• [WHAT TO DO] Copy out the material below in full, but not its images.

• [EXERCISE INPUTS]
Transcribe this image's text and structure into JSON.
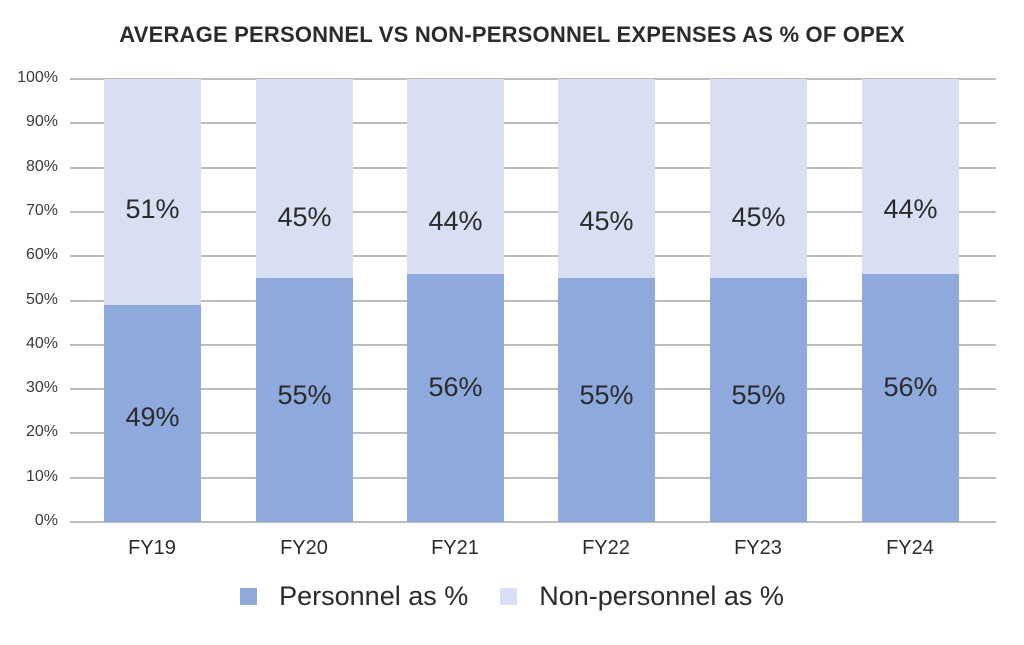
{
  "chart_data": {
    "type": "bar",
    "stacked": true,
    "title": "AVERAGE PERSONNEL VS NON-PERSONNEL EXPENSES AS % OF OPEX",
    "xlabel": "",
    "ylabel": "",
    "ylim": [
      0,
      100
    ],
    "yticks": [
      "0%",
      "10%",
      "20%",
      "30%",
      "40%",
      "50%",
      "60%",
      "70%",
      "80%",
      "90%",
      "100%"
    ],
    "categories": [
      "FY19",
      "FY20",
      "FY21",
      "FY22",
      "FY23",
      "FY24"
    ],
    "series": [
      {
        "name": "Personnel as %",
        "color": "#8eaadc",
        "values": [
          49,
          55,
          56,
          55,
          55,
          56
        ],
        "labels": [
          "49%",
          "55%",
          "56%",
          "55%",
          "55%",
          "56%"
        ]
      },
      {
        "name": "Non-personnel as %",
        "color": "#d9dff2",
        "values": [
          51,
          45,
          44,
          45,
          45,
          44
        ],
        "labels": [
          "51%",
          "45%",
          "44%",
          "45%",
          "45%",
          "44%"
        ]
      }
    ],
    "grid": true,
    "legend_position": "bottom"
  },
  "legend": {
    "personnel": "Personnel as %",
    "non_personnel": "Non-personnel as %"
  }
}
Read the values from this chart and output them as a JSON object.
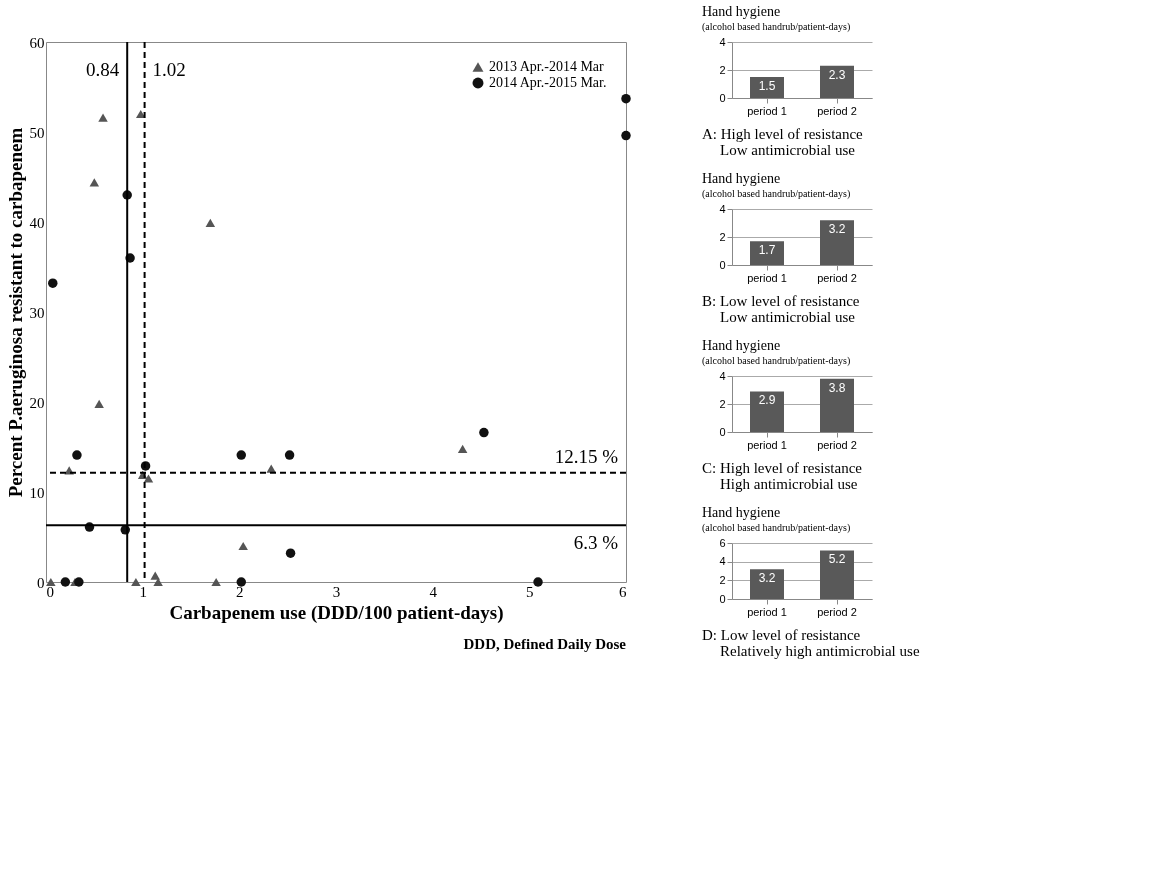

• [COMPLETED EXERCISE]
Transcribe this image's text and structure into JSON.
{
  "chart_data": {
    "type": "bar",
    "stacked": true,
    "title": "AVERAGE PERSONNEL VS NON-PERSONNEL EXPENSES AS % OF OPEX",
    "xlabel": "",
    "ylabel": "",
    "ylim": [
      0,
      100
    ],
    "yticks": [
      "0%",
      "10%",
      "20%",
      "30%",
      "40%",
      "50%",
      "60%",
      "70%",
      "80%",
      "90%",
      "100%"
    ],
    "categories": [
      "FY19",
      "FY20",
      "FY21",
      "FY22",
      "FY23",
      "FY24"
    ],
    "series": [
      {
        "name": "Personnel as %",
        "color": "#8eaadc",
        "values": [
          49,
          55,
          56,
          55,
          55,
          56
        ],
        "labels": [
          "49%",
          "55%",
          "56%",
          "55%",
          "55%",
          "56%"
        ]
      },
      {
        "name": "Non-personnel as %",
        "color": "#d9dff2",
        "values": [
          51,
          45,
          44,
          45,
          45,
          44
        ],
        "labels": [
          "51%",
          "45%",
          "44%",
          "45%",
          "45%",
          "44%"
        ]
      }
    ],
    "grid": true,
    "legend_position": "bottom"
  },
  "legend": {
    "personnel": "Personnel as %",
    "non_personnel": "Non-personnel as %"
  }
}
Read the values from this chart and output them as a JSON object.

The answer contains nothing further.